Exercise: Return each entry exactly, omitting nothing.

Collected data:
----------------
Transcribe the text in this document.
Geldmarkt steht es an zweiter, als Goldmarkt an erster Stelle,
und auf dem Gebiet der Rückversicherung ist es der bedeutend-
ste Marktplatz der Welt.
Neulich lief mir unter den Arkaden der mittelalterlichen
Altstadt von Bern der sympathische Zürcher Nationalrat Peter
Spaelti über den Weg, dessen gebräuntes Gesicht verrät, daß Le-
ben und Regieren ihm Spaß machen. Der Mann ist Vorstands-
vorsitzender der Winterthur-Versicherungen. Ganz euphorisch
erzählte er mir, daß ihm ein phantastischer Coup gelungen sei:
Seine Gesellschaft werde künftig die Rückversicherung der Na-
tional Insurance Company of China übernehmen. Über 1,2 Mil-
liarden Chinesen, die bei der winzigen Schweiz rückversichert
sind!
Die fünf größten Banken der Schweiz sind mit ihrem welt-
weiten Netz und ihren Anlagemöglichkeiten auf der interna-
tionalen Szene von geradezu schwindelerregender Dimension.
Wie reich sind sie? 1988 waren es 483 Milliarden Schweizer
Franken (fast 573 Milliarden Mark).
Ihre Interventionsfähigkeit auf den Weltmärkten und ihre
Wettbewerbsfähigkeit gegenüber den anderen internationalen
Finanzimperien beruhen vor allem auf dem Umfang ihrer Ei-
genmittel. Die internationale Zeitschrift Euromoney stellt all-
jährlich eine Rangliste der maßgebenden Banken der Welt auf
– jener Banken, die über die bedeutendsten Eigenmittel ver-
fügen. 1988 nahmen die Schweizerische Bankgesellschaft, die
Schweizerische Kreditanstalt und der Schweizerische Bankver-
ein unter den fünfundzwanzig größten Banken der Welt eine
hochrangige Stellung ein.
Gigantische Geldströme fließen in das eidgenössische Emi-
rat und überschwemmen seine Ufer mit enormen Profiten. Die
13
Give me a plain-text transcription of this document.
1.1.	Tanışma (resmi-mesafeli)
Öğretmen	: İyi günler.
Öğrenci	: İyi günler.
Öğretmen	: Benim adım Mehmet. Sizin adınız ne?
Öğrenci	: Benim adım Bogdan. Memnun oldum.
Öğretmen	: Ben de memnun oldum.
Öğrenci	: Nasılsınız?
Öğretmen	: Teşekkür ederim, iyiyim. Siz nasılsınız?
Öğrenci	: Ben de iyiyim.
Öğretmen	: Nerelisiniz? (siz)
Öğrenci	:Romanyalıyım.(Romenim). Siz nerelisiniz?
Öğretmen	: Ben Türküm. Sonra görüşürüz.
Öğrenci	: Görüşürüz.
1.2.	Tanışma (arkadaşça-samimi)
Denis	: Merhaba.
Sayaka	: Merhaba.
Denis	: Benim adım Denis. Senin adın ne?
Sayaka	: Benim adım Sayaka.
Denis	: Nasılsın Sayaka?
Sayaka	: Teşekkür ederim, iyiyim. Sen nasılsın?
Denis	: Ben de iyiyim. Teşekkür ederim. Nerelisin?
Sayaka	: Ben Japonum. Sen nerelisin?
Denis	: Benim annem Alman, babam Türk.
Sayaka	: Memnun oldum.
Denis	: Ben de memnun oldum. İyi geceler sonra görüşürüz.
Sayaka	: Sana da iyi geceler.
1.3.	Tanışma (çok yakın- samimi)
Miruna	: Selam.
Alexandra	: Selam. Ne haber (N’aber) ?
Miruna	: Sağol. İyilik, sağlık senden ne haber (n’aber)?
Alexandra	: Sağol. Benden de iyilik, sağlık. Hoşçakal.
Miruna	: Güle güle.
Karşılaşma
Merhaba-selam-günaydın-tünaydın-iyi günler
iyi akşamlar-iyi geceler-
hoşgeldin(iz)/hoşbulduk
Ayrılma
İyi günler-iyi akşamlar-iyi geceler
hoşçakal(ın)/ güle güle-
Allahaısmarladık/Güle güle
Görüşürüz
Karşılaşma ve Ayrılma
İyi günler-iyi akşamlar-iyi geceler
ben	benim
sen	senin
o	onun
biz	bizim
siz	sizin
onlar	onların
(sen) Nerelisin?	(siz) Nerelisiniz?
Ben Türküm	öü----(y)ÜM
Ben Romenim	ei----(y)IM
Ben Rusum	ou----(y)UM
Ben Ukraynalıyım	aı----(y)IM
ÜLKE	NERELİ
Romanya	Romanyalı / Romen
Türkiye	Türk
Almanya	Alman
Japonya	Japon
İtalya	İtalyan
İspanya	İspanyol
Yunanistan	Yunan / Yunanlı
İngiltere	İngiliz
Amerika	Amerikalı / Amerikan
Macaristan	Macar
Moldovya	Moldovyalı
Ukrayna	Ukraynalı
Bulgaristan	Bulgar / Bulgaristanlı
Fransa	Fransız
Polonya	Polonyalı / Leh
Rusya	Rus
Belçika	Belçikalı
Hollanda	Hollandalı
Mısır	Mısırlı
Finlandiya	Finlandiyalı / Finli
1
----------------
Result:
Transcribe the text in this document.
Geldmarkt steht es an zweiter, als Goldmarkt an erster Stelle,
und auf dem Gebiet der Rückversicherung ist es der bedeutend-
ste Marktplatz der Welt.
Neulich lief mir unter den Arkaden der mittelalterlichen
Altstadt von Bern der sympathische Zürcher Nationalrat Peter
Spaelti über den Weg, dessen gebräuntes Gesicht verrät, daß Le-
ben und Regieren ihm Spaß machen. Der Mann ist Vorstands-
vorsitzender der Winterthur-Versicherungen. Ganz euphorisch
erzählte er mir, daß ihm ein phantastischer Coup gelungen sei:
Seine Gesellschaft werde künftig die Rückversicherung der Na-
tional Insurance Company of China übernehmen. Über 1,2 Mil-
liarden Chinesen, die bei der winzigen Schweiz rückversichert
sind!
Die fünf größten Banken der Schweiz sind mit ihrem welt-
weiten Netz und ihren Anlagemöglichkeiten auf der interna-
tionalen Szene von geradezu schwindelerregender Dimension.
Wie reich sind sie? 1988 waren es 483 Milliarden Schweizer
Franken (fast 573 Milliarden Mark).
Ihre Interventionsfähigkeit auf den Weltmärkten und ihre
Wettbewerbsfähigkeit gegenüber den anderen internationalen
Finanzimperien beruhen vor allem auf dem Umfang ihrer Ei-
genmittel. Die internationale Zeitschrift Euromoney stellt all-
jährlich eine Rangliste der maßgebenden Banken der Welt auf
– jener Banken, die über die bedeutendsten Eigenmittel ver-
fügen. 1988 nahmen die Schweizerische Bankgesellschaft, die
Schweizerische Kreditanstalt und der Schweizerische Bankver-
ein unter den fünfundzwanzig größten Banken der Welt eine
hochrangige Stellung ein.
Gigantische Geldströme fließen in das eidgenössische Emi-
rat und überschwemmen seine Ufer mit enormen Profiten. Die
13
Give me a plain-text transcription of this document.
1.1.	Tanışma (resmi-mesafeli)
Öğretmen	: İyi günler.
Öğrenci	: İyi günler.
Öğretmen	: Benim adım Mehmet. Sizin adınız ne?
Öğrenci	: Benim adım Bogdan. Memnun oldum.
Öğretmen	: Ben de memnun oldum.
Öğrenci	: Nasılsınız?
Öğretmen	: Teşekkür ederim, iyiyim. Siz nasılsınız?
Öğrenci	: Ben de iyiyim.
Öğretmen	: Nerelisiniz? (siz)
Öğrenci	:Romanyalıyım.(Romenim). Siz nerelisiniz?
Öğretmen	: Ben Türküm. Sonra görüşürüz.
Öğrenci	: Görüşürüz.
1.2.	Tanışma (arkadaşça-samimi)
Denis	: Merhaba.
Sayaka	: Merhaba.
Denis	: Benim adım Denis. Senin adın ne?
Sayaka	: Benim adım Sayaka.
Denis	: Nasılsın Sayaka?
Sayaka	: Teşekkür ederim, iyiyim. Sen nasılsın?
Denis	: Ben de iyiyim. Teşekkür ederim. Nerelisin?
Sayaka	: Ben Japonum. Sen nerelisin?
Denis	: Benim annem Alman, babam Türk.
Sayaka	: Memnun oldum.
Denis	: Ben de memnun oldum. İyi geceler sonra görüşürüz.
Sayaka	: Sana da iyi geceler.
1.3.	Tanışma (çok yakın- samimi)
Miruna	: Selam.
Alexandra	: Selam. Ne haber (N’aber) ?
Miruna	: Sağol. İyilik, sağlık senden ne haber (n’aber)?
Alexandra	: Sağol. Benden de iyilik, sağlık. Hoşçakal.
Miruna	: Güle güle.
Karşılaşma
Merhaba-selam-günaydın-tünaydın-iyi günler
iyi akşamlar-iyi geceler-
hoşgeldin(iz)/hoşbulduk
Ayrılma
İyi günler-iyi akşamlar-iyi geceler
hoşçakal(ın)/ güle güle-
Allahaısmarladık/Güle güle
Görüşürüz
Karşılaşma ve Ayrılma
İyi günler-iyi akşamlar-iyi geceler
ben	benim
sen	senin
o	onun
biz	bizim
siz	sizin
onlar	onların
(sen) Nerelisin?	(siz) Nerelisiniz?
Ben Türküm	öü----(y)ÜM
Ben Romenim	ei----(y)IM
Ben Rusum	ou----(y)UM
Ben Ukraynalıyım	aı----(y)IM
ÜLKE	NERELİ
Romanya	Romanyalı / Romen
Türkiye	Türk
Almanya	Alman
Japonya	Japon
İtalya	İtalyan
İspanya	İspanyol
Yunanistan	Yunan / Yunanlı
İngiltere	İngiliz
Amerika	Amerikalı / Amerikan
Macaristan	Macar
Moldovya	Moldovyalı
Ukrayna	Ukraynalı
Bulgaristan	Bulgar / Bulgaristanlı
Fransa	Fransız
Polonya	Polonyalı / Leh
Rusya	Rus
Belçika	Belçikalı
Hollanda	Hollandalı
Mısır	Mısırlı
Finlandiya	Finlandiyalı / Finli
1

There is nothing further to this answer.